Do this:
Retype the material below. Keep every word exactly as it is.

(Records contained in a dataset)

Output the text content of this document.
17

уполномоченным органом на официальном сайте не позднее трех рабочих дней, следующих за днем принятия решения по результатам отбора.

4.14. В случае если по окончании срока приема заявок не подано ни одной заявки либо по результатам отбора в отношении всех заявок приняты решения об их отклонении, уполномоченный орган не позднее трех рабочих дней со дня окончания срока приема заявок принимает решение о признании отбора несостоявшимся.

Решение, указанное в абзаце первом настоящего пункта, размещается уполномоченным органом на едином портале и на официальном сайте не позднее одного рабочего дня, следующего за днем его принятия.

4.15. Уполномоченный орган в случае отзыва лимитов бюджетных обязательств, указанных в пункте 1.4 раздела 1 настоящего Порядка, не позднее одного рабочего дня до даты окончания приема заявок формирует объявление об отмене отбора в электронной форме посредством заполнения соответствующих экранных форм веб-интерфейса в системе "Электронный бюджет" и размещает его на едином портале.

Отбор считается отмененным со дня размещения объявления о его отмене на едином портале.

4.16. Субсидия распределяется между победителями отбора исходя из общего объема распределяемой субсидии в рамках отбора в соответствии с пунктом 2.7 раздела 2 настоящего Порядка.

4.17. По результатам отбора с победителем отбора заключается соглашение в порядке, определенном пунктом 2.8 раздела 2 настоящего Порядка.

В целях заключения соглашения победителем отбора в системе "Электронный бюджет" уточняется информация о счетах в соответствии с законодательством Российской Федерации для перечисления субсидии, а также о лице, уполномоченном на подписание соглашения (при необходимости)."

Result for this exercise:
Output the text content of this document.
17

уполномоченным органом на официальном сайте не позднее трех рабочих дней, следующих за днем принятия решения по результатам отбора.

4.14. В случае если по окончании срока приема заявок не подано ни одной заявки либо по результатам отбора в отношении всех заявок приняты решения об их отклонении, уполномоченный орган не позднее трех рабочих дней со дня окончания срока приема заявок принимает решение о признании отбора несостоявшимся.

Решение, указанное в абзаце первом настоящего пункта, размещается уполномоченным органом на едином портале и на официальном сайте не позднее одного рабочего дня, следующего за днем его принятия.

4.15. Уполномоченный орган в случае отзыва лимитов бюджетных обязательств, указанных в пункте 1.4 раздела 1 настоящего Порядка, не позднее одного рабочего дня до даты окончания приема заявок формирует объявление об отмене отбора в электронной форме посредством заполнения соответствующих экранных форм веб-интерфейса в системе "Электронный бюджет" и размещает его на едином портале.

Отбор считается отмененным со дня размещения объявления о его отмене на едином портале.

4.16. Субсидия распределяется между победителями отбора исходя из общего объема распределяемой субсидии в рамках отбора в соответствии с пунктом 2.7 раздела 2 настоящего Порядка.

4.17. По результатам отбора с победителем отбора заключается соглашение в порядке, определенном пунктом 2.8 раздела 2 настоящего Порядка.

В целях заключения соглашения победителем отбора в системе "Электронный бюджет" уточняется информация о счетах в соответствии с законодательством Российской Федерации для перечисления субсидии, а также о лице, уполномоченном на подписание соглашения (при необходимости)."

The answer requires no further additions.